Supplied material —
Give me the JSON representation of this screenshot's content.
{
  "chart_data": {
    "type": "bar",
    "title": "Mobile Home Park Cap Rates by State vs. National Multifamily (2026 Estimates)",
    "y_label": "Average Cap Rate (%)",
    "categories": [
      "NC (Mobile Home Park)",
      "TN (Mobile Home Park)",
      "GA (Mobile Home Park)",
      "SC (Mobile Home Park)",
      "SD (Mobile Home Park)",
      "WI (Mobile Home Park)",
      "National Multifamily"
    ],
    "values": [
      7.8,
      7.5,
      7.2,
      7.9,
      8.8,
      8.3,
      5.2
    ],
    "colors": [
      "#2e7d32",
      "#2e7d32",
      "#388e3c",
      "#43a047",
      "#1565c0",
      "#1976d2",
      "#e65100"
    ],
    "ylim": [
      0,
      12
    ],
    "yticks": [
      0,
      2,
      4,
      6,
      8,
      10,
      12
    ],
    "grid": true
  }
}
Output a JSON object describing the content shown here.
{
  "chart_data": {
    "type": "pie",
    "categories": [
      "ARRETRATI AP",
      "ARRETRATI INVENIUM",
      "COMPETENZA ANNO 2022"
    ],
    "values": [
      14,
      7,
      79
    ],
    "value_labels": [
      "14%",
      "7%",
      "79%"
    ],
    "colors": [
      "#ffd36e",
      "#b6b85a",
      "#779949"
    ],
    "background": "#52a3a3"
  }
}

Task brief — Repeat the whole listing exactly, keeping every line intact.

Written solution —
Give me the JSON representation of this screenshot's content.
{
  "chart_data": {
    "type": "bar",
    "title": "Mobile Home Park Cap Rates by State vs. National Multifamily (2026 Estimates)",
    "y_label": "Average Cap Rate (%)",
    "categories": [
      "NC (Mobile Home Park)",
      "TN (Mobile Home Park)",
      "GA (Mobile Home Park)",
      "SC (Mobile Home Park)",
      "SD (Mobile Home Park)",
      "WI (Mobile Home Park)",
      "National Multifamily"
    ],
    "values": [
      7.8,
      7.5,
      7.2,
      7.9,
      8.8,
      8.3,
      5.2
    ],
    "colors": [
      "#2e7d32",
      "#2e7d32",
      "#388e3c",
      "#43a047",
      "#1565c0",
      "#1976d2",
      "#e65100"
    ],
    "ylim": [
      0,
      12
    ],
    "yticks": [
      0,
      2,
      4,
      6,
      8,
      10,
      12
    ],
    "grid": true
  }
}
Output a JSON object describing the content shown here.
{
  "chart_data": {
    "type": "pie",
    "categories": [
      "ARRETRATI AP",
      "ARRETRATI INVENIUM",
      "COMPETENZA ANNO 2022"
    ],
    "values": [
      14,
      7,
      79
    ],
    "value_labels": [
      "14%",
      "7%",
      "79%"
    ],
    "colors": [
      "#ffd36e",
      "#b6b85a",
      "#779949"
    ],
    "background": "#52a3a3"
  }
}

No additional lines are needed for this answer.